= Written exercise =
Only lines holding the word "Jeroen" should be copied from the material.

Dataset entries on figures

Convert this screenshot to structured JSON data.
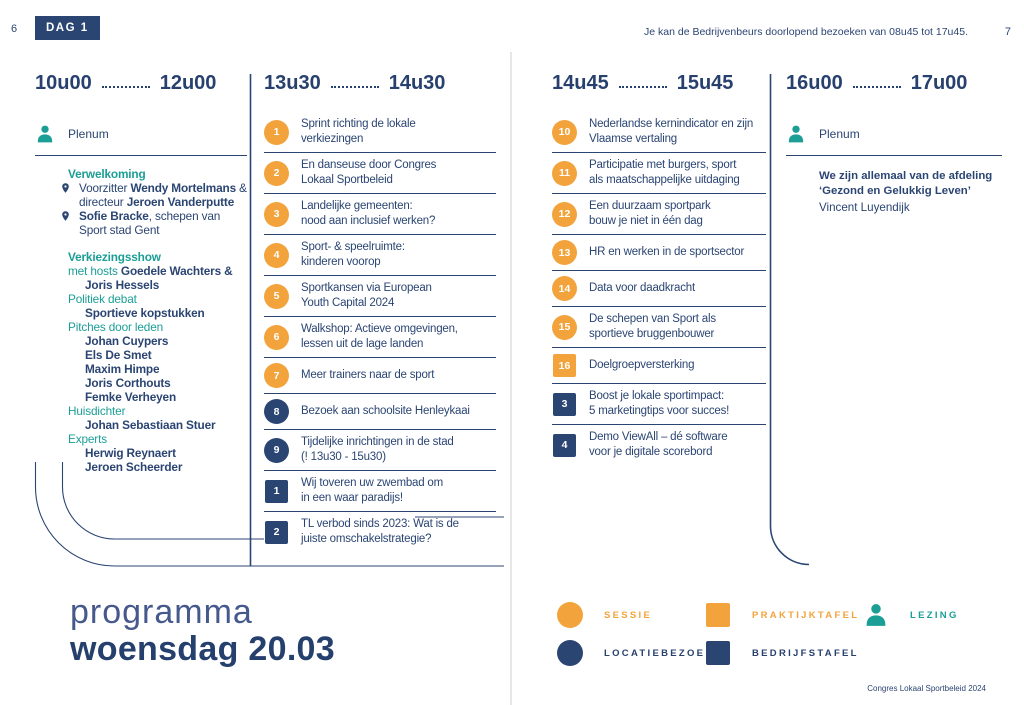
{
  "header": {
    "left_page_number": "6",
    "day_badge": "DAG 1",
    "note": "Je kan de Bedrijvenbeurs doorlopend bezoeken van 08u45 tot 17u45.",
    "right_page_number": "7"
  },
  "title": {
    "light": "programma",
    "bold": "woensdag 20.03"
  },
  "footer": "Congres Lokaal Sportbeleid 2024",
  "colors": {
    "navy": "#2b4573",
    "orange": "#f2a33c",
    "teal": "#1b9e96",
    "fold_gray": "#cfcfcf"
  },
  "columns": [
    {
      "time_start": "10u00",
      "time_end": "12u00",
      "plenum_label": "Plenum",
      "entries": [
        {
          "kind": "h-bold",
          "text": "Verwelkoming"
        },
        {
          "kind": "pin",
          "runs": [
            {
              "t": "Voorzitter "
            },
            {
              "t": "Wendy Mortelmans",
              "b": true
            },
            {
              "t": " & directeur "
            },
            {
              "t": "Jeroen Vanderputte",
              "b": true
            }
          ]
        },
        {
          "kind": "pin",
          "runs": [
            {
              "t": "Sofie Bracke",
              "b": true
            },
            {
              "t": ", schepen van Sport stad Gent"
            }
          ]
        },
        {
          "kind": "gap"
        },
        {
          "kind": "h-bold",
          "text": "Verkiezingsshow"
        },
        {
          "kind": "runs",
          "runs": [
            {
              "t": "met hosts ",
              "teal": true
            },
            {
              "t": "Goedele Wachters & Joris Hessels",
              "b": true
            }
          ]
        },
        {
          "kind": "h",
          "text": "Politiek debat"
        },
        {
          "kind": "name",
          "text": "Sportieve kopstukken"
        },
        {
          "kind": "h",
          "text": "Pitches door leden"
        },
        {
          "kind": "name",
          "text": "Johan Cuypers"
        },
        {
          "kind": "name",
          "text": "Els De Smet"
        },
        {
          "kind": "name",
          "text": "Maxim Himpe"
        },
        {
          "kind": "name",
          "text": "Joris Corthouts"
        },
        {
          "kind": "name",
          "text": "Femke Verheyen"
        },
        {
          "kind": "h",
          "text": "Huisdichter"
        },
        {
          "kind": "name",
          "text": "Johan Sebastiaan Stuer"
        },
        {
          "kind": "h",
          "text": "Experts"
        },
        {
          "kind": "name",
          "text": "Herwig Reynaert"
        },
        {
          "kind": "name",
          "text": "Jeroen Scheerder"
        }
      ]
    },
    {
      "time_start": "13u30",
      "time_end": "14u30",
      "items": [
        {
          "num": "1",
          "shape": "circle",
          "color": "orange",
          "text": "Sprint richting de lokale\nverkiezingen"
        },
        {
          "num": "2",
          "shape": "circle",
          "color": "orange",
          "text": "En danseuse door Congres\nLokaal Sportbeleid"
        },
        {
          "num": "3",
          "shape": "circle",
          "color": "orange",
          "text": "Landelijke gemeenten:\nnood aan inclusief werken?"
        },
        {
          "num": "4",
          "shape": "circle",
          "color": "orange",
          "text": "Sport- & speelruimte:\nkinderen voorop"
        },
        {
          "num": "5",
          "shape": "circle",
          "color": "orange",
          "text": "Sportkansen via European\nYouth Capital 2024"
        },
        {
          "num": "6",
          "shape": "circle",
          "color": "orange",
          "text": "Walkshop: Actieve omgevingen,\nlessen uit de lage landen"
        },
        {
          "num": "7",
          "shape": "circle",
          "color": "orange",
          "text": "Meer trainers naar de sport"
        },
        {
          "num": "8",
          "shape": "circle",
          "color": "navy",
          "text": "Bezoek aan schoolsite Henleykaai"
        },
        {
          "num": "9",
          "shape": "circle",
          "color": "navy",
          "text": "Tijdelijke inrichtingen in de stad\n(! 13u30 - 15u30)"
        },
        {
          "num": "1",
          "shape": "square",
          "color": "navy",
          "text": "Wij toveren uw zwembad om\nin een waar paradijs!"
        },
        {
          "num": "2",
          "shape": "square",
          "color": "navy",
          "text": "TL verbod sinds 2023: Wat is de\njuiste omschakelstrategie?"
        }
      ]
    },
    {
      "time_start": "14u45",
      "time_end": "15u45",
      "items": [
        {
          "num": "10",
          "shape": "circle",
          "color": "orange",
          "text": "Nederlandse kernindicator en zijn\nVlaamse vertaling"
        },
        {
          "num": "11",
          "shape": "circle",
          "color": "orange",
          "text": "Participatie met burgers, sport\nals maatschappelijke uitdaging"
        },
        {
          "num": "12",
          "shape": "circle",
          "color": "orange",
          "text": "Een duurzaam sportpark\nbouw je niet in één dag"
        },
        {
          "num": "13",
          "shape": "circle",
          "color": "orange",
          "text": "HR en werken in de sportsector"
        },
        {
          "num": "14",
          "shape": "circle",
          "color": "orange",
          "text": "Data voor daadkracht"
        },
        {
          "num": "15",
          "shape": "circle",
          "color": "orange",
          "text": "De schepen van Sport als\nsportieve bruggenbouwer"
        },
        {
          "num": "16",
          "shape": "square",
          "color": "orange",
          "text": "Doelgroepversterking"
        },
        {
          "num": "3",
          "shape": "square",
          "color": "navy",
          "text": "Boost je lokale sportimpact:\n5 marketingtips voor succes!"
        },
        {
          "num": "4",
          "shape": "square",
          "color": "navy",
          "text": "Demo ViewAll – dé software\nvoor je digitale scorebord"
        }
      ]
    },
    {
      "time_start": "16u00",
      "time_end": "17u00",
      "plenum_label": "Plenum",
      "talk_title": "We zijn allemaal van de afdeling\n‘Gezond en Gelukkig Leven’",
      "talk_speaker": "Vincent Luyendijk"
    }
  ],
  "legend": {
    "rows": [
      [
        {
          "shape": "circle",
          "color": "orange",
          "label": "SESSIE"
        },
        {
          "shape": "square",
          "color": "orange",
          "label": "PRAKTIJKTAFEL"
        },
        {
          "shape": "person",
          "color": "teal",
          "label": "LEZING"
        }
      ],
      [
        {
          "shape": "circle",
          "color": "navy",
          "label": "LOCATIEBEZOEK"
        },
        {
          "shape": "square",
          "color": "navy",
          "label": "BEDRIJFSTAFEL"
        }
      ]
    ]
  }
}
==
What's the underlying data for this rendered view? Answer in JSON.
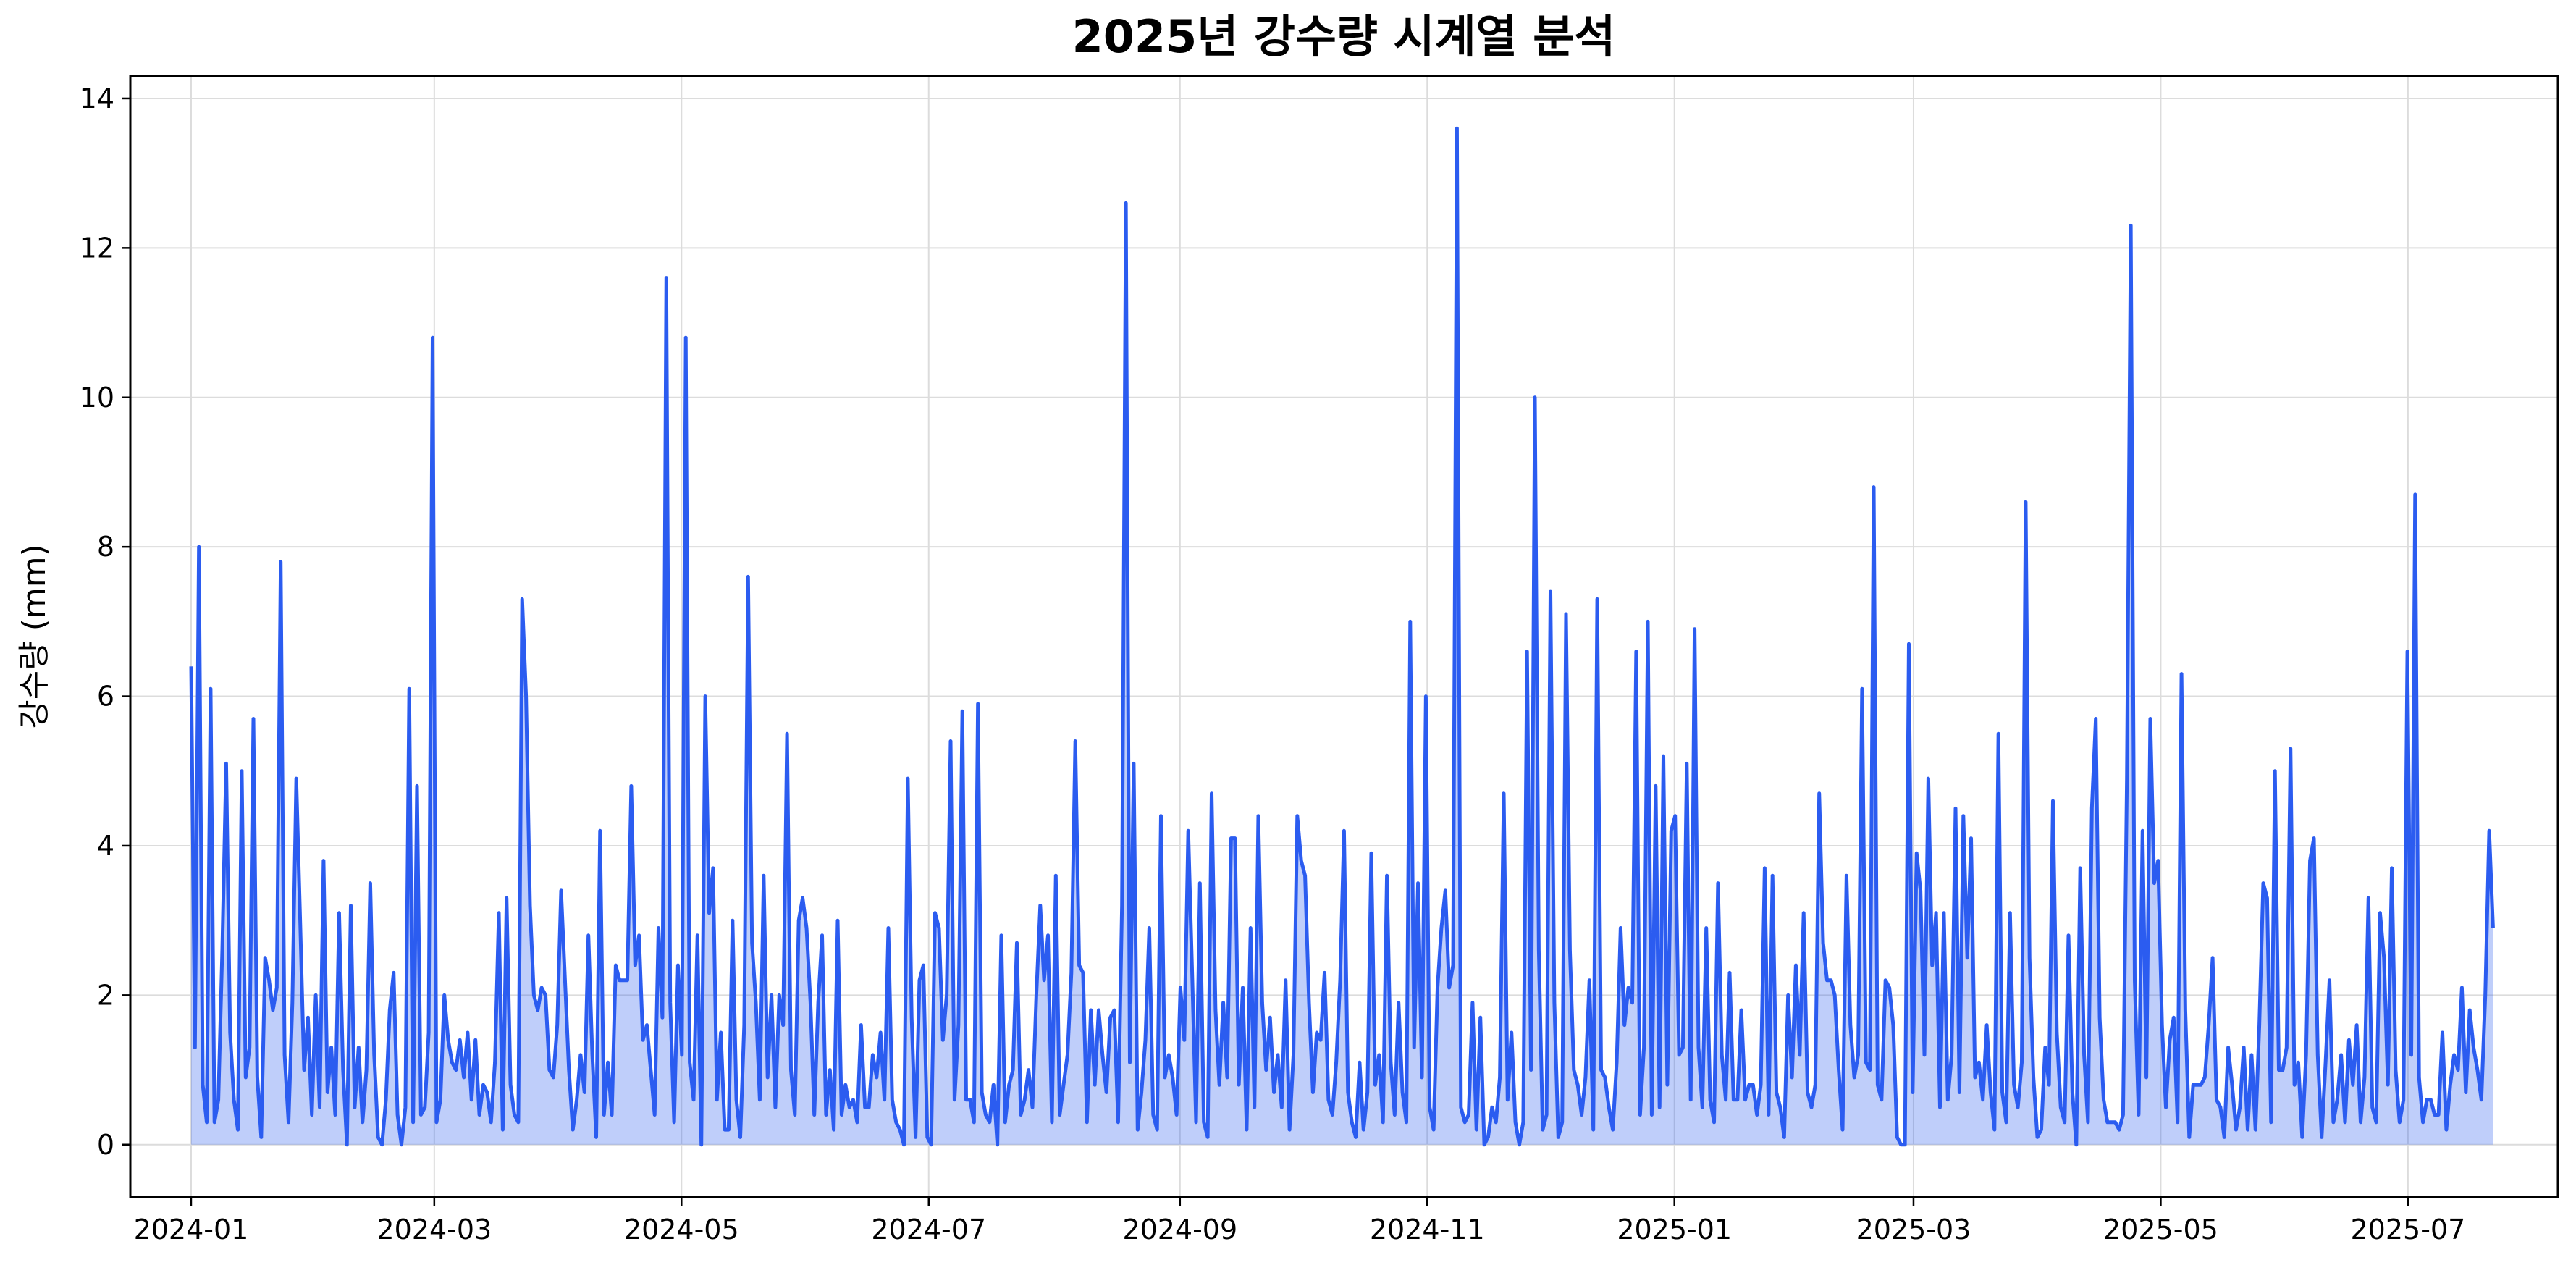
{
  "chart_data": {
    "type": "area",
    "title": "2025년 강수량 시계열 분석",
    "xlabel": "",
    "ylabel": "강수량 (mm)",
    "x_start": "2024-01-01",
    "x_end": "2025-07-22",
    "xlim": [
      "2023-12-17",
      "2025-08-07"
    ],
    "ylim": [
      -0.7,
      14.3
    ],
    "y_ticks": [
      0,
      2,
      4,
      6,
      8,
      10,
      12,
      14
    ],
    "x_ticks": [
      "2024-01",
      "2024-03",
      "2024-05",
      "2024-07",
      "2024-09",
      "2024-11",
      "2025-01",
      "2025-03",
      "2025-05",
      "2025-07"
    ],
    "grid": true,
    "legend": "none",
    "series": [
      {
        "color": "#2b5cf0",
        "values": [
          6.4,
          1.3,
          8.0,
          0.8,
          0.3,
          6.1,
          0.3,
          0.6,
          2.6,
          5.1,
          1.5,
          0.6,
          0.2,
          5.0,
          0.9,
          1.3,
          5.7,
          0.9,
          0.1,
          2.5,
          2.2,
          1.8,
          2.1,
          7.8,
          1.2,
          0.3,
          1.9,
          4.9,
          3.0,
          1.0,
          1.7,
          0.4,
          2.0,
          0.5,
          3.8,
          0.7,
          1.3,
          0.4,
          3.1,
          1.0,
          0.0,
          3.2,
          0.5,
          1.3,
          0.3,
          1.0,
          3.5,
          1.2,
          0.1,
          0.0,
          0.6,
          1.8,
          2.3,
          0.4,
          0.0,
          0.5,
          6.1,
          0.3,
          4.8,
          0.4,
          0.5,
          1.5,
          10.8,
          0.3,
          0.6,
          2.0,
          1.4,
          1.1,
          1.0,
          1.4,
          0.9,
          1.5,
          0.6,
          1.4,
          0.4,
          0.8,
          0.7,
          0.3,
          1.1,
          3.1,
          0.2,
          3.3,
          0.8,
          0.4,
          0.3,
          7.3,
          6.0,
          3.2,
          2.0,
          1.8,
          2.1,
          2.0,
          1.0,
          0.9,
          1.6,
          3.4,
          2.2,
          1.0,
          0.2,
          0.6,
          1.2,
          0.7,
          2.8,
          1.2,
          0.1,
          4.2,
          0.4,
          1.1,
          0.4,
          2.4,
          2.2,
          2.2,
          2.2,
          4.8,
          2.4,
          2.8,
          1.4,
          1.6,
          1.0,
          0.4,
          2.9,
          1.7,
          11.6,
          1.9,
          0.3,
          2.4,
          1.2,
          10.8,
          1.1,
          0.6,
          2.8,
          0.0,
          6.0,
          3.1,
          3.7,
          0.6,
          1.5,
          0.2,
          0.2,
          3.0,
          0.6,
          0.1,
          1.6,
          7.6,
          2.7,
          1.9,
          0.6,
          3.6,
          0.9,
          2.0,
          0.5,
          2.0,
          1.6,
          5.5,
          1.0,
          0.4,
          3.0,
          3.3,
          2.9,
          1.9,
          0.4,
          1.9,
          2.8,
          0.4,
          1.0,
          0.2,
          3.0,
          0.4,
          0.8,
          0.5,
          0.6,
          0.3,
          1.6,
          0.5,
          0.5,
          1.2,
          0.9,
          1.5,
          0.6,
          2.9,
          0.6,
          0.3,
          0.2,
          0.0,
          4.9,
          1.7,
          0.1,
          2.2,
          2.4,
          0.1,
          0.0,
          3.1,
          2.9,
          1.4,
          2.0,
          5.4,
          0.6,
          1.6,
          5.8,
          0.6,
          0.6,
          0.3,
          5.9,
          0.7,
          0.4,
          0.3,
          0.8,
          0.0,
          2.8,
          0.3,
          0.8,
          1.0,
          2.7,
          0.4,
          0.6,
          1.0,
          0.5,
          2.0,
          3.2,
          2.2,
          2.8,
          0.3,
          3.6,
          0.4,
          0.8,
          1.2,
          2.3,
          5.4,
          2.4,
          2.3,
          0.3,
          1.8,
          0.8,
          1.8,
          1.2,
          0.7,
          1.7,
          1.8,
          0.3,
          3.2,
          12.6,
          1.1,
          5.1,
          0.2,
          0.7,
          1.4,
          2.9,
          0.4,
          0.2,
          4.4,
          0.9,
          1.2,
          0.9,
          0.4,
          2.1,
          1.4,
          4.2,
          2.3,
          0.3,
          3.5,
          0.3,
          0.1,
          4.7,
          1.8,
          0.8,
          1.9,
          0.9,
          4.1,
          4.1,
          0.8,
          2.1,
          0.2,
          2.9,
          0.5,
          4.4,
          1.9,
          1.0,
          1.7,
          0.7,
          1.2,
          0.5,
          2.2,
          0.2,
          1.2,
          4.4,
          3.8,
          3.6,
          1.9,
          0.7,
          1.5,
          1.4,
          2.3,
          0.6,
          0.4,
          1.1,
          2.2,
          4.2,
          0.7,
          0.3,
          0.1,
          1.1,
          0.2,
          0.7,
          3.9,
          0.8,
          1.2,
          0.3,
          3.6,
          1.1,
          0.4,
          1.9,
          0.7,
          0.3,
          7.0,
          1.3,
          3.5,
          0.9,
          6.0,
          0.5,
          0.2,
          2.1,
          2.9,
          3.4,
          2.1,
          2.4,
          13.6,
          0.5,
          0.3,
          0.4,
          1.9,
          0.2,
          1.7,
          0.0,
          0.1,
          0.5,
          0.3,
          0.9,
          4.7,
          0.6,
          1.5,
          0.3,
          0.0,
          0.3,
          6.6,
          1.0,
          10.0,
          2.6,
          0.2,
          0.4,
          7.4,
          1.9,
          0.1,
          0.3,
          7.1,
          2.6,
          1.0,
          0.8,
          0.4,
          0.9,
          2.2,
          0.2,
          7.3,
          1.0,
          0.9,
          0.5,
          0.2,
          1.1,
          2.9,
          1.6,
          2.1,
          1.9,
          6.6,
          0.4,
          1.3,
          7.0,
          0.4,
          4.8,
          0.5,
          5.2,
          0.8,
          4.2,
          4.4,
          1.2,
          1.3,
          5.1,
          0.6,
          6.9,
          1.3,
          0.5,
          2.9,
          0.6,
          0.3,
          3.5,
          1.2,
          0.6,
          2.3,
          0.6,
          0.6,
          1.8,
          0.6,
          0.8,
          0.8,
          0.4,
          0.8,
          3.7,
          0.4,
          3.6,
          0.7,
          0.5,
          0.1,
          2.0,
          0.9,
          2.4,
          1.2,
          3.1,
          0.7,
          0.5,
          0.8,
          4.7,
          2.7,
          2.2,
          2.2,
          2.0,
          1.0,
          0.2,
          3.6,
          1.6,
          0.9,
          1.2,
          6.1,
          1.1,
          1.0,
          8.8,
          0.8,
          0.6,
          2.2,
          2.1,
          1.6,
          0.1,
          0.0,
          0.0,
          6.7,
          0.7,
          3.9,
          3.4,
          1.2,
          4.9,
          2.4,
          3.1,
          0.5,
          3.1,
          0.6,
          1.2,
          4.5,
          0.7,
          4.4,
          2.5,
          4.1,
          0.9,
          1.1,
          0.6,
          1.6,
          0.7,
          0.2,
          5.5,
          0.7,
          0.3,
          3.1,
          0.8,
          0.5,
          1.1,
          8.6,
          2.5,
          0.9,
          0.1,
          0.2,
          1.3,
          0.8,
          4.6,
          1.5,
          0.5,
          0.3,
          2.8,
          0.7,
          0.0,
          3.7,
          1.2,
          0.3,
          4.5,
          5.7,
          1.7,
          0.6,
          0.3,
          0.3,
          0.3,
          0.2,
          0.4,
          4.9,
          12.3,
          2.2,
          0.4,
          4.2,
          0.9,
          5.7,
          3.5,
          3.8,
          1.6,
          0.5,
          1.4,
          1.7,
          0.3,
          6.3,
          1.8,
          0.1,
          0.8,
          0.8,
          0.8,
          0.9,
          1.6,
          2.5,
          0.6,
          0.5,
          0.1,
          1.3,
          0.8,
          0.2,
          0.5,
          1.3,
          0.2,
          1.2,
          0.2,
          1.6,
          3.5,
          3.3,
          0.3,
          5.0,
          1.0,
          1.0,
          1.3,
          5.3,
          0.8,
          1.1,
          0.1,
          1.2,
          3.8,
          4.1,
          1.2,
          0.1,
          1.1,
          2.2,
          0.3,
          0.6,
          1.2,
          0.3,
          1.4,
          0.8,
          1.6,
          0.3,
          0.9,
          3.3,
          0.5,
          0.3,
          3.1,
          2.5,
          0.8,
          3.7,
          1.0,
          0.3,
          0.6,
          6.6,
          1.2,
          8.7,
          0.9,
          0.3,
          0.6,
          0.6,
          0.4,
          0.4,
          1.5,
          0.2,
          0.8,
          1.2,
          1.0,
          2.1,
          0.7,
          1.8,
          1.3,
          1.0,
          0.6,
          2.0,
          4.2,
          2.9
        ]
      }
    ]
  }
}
--
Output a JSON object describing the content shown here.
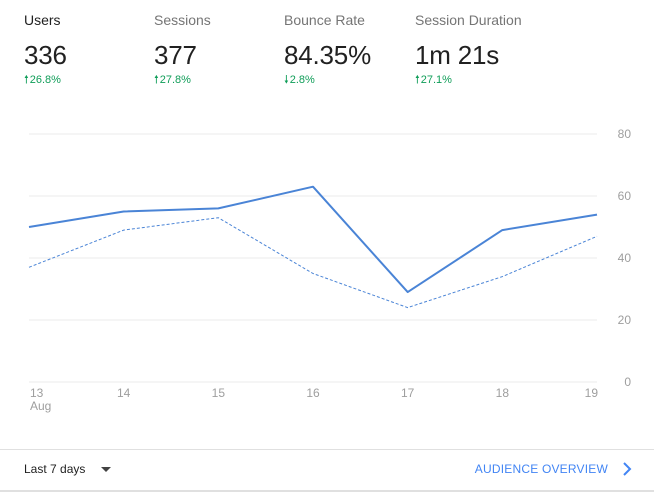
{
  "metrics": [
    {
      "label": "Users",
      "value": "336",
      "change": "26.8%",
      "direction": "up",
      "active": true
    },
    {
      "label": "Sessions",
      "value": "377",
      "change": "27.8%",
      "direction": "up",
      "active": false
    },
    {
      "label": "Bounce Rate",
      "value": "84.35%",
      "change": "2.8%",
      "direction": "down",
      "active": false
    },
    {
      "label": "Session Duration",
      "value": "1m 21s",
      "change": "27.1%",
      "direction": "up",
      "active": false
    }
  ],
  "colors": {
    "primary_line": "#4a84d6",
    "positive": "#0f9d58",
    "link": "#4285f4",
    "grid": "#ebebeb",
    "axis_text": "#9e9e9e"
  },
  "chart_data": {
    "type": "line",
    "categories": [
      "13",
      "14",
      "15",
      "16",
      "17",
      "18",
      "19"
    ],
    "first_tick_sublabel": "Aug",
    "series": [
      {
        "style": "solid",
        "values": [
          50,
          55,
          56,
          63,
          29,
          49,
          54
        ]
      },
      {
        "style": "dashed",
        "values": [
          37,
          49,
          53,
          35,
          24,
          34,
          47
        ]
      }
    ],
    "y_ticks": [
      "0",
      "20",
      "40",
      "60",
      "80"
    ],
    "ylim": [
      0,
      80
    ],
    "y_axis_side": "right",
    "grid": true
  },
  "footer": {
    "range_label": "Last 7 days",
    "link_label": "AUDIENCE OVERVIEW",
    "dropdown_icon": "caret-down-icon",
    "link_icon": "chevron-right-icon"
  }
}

= Output of the exercise =
              "t": "Jeroen Vanderputte",
          "text": "Jeroen Scheerder"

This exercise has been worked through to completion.